- [Task to carry out]
The answer is one number: how many lines in the data below hold "screenshot".

===== Recorded data =====

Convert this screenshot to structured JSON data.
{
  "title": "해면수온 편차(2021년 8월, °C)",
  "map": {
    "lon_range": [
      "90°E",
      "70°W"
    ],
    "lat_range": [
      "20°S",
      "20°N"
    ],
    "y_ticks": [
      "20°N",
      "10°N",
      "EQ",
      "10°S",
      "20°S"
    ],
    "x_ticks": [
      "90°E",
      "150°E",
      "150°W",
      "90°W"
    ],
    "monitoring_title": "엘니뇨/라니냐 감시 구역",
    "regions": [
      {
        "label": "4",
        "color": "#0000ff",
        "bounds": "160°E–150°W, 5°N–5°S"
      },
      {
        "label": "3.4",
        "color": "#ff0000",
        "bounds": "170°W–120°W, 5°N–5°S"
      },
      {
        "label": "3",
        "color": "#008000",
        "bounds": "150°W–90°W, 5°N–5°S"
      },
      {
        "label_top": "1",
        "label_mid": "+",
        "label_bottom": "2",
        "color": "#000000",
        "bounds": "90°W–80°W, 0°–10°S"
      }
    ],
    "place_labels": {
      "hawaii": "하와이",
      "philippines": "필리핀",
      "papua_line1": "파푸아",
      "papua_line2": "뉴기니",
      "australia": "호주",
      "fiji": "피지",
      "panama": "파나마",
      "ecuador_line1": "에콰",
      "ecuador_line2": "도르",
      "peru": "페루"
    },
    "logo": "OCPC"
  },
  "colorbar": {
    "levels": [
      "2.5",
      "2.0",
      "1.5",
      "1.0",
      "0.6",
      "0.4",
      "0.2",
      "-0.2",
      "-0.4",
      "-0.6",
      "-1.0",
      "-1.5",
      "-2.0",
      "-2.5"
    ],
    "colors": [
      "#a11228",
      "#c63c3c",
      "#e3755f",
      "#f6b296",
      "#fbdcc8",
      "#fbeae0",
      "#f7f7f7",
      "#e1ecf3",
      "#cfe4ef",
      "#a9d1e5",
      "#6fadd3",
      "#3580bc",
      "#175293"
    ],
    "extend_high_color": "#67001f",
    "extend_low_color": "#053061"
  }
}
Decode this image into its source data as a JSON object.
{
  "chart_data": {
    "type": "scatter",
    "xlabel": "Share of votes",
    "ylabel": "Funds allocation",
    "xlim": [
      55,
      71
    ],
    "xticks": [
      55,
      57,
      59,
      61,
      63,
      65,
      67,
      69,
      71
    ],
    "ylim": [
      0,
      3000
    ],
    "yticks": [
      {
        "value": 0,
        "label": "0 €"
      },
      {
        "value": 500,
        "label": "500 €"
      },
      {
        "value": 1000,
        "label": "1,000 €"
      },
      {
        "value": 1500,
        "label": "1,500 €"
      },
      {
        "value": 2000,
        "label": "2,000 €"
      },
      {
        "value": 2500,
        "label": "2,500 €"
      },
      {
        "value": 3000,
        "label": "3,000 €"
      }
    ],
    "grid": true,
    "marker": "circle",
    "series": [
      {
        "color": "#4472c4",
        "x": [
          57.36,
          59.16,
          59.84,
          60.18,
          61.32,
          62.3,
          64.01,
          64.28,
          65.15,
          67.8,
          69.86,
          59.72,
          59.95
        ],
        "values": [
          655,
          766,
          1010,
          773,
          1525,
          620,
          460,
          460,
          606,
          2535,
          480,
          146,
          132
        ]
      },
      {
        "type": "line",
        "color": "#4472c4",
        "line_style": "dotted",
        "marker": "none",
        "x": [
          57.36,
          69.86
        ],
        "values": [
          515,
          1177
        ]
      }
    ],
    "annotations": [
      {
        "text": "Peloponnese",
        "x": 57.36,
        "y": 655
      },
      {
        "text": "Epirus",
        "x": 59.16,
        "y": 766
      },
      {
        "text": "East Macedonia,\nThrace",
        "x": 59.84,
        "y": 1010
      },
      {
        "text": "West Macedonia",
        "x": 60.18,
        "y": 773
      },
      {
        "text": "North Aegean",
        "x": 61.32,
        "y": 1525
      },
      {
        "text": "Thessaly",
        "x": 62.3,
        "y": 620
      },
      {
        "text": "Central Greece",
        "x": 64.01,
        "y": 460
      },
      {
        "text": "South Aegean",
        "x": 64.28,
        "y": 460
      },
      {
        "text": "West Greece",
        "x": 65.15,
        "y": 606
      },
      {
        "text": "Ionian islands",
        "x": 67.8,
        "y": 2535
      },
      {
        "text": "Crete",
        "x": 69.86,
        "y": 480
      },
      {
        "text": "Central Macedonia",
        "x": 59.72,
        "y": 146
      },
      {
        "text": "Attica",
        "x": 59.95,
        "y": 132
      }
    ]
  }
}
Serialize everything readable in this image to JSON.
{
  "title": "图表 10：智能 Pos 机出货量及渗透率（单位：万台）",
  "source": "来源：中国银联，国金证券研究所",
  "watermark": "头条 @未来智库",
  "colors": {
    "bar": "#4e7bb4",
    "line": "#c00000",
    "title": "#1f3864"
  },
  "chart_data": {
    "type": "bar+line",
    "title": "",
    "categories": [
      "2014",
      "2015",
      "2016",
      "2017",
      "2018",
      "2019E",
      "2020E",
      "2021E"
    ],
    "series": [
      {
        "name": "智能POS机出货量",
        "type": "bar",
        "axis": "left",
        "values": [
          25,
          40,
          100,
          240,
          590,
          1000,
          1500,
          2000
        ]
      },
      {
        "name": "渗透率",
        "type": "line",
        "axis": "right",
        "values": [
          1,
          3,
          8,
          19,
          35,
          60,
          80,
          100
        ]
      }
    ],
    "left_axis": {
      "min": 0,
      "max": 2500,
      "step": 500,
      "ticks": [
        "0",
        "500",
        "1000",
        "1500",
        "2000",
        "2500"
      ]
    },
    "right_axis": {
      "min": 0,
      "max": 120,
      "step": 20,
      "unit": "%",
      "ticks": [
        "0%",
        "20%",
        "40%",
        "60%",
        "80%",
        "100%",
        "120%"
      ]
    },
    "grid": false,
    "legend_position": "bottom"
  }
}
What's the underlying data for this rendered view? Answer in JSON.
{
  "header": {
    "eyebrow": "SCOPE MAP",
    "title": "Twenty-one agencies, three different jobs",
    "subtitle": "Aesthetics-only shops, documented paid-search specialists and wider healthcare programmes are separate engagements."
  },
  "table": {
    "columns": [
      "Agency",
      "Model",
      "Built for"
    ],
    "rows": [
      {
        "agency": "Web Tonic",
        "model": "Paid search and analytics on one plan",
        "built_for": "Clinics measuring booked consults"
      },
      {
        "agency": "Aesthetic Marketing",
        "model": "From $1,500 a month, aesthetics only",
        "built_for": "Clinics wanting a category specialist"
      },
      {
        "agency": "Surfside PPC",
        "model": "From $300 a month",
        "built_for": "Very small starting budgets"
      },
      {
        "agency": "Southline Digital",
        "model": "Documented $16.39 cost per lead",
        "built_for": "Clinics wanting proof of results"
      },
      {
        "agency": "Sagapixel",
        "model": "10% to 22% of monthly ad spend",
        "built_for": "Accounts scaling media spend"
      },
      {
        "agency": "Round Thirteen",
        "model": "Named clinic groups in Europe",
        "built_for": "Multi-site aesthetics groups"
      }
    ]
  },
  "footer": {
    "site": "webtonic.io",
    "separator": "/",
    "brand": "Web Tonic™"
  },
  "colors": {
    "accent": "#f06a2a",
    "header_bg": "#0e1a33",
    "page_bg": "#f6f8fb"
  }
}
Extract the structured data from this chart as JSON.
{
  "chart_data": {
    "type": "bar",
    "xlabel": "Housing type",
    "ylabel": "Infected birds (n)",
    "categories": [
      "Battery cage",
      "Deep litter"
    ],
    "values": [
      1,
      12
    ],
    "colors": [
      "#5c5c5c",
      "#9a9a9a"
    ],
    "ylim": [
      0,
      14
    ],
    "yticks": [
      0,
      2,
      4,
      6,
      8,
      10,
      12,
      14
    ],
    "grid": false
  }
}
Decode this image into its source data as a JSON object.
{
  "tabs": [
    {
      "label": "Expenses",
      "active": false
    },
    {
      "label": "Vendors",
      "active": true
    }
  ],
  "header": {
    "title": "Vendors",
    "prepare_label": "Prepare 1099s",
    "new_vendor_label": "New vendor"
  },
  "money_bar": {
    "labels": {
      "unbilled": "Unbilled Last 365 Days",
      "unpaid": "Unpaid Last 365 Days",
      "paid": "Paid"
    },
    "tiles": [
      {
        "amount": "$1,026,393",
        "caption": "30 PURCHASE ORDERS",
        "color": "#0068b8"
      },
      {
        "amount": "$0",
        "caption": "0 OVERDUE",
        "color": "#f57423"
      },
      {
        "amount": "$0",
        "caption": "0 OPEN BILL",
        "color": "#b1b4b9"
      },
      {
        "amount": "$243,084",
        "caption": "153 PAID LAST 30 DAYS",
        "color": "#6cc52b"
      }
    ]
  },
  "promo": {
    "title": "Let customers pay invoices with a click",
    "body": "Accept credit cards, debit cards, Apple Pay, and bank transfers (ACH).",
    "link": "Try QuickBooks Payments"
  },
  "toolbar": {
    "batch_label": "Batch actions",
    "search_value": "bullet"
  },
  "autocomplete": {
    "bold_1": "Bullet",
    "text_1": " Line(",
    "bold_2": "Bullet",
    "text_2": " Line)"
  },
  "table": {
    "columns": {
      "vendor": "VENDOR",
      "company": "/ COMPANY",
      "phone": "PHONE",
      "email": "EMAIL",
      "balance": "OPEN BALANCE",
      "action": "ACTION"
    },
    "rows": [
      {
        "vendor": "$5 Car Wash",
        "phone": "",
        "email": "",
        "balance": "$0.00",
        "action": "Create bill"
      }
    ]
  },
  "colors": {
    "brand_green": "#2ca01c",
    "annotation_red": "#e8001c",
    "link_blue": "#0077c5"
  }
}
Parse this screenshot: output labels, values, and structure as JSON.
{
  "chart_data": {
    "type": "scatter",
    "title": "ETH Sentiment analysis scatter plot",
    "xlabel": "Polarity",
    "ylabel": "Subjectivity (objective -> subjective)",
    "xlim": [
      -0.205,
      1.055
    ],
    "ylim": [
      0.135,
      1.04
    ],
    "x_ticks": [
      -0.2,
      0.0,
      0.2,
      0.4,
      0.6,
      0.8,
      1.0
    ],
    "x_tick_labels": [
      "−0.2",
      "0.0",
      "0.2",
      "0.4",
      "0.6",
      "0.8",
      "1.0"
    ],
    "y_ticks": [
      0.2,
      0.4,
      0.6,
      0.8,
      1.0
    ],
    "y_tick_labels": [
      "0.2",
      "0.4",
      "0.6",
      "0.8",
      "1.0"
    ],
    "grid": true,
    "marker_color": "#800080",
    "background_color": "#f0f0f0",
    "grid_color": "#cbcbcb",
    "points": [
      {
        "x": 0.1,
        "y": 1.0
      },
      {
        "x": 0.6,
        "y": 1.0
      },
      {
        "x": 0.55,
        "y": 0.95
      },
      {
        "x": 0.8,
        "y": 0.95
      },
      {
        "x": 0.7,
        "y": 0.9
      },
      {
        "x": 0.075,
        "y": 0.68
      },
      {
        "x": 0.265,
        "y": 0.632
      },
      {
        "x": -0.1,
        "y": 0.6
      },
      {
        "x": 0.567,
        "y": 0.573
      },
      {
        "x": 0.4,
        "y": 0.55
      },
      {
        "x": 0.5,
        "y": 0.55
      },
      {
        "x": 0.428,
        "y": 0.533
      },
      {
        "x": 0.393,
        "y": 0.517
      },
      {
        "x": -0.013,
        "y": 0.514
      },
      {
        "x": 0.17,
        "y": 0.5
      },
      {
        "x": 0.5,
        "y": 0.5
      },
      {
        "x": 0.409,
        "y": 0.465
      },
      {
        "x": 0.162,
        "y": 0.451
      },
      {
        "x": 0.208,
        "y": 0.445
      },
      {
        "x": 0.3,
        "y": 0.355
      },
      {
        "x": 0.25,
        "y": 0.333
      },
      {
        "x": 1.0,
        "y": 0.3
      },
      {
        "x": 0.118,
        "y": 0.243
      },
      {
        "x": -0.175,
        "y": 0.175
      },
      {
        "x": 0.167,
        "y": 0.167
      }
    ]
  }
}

=====

- [Final answer]
2